Problem details:
Are you able to retype all the records below exactly?

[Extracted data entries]
--------------------

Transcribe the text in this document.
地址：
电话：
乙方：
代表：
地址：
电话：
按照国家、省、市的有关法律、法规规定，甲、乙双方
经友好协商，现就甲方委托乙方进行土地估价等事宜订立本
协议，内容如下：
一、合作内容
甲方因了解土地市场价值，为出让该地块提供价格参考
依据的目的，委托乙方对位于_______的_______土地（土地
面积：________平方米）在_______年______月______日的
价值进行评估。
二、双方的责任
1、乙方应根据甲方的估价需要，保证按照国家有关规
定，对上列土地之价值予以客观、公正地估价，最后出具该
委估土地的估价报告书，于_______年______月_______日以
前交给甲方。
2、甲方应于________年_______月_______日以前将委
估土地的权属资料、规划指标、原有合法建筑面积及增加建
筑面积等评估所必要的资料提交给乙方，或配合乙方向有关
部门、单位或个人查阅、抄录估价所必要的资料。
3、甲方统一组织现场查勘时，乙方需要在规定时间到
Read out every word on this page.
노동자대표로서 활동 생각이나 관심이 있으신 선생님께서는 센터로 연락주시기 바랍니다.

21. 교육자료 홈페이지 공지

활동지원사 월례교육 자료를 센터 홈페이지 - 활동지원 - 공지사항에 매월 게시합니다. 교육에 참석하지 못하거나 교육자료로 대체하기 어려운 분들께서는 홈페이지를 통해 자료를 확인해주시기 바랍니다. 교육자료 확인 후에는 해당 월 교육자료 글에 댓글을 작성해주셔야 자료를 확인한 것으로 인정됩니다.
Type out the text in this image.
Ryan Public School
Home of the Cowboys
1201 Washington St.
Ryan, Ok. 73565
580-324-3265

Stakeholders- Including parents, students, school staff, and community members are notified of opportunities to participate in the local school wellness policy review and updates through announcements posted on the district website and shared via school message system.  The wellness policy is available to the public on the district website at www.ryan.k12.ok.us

--------------------

Written answer:
Transcribe the text in this document.
地址：
电话：
乙方：
代表：
地址：
电话：
按照国家、省、市的有关法律、法规规定，甲、乙双方
经友好协商，现就甲方委托乙方进行土地估价等事宜订立本
协议，内容如下：
一、合作内容
甲方因了解土地市场价值，为出让该地块提供价格参考
依据的目的，委托乙方对位于_______的_______土地（土地
面积：________平方米）在_______年______月______日的
价值进行评估。
二、双方的责任
1、乙方应根据甲方的估价需要，保证按照国家有关规
定，对上列土地之价值予以客观、公正地估价，最后出具该
委估土地的估价报告书，于_______年______月_______日以
前交给甲方。
2、甲方应于________年_______月_______日以前将委
估土地的权属资料、规划指标、原有合法建筑面积及增加建
筑面积等评估所必要的资料提交给乙方，或配合乙方向有关
部门、单位或个人查阅、抄录估价所必要的资料。
3、甲方统一组织现场查勘时，乙方需要在规定时间到
Read out every word on this page.
노동자대표로서 활동 생각이나 관심이 있으신 선생님께서는 센터로 연락주시기 바랍니다.

21. 교육자료 홈페이지 공지

활동지원사 월례교육 자료를 센터 홈페이지 - 활동지원 - 공지사항에 매월 게시합니다. 교육에 참석하지 못하거나 교육자료로 대체하기 어려운 분들께서는 홈페이지를 통해 자료를 확인해주시기 바랍니다. 교육자료 확인 후에는 해당 월 교육자료 글에 댓글을 작성해주셔야 자료를 확인한 것으로 인정됩니다.
Type out the text in this image.
Ryan Public School
Home of the Cowboys
1201 Washington St.
Ryan, Ok. 73565
580-324-3265

Stakeholders- Including parents, students, school staff, and community members are notified of opportunities to participate in the local school wellness policy review and updates through announcements posted on the district website and shared via school message system.  The wellness policy is available to the public on the district website at www.ryan.k12.ok.us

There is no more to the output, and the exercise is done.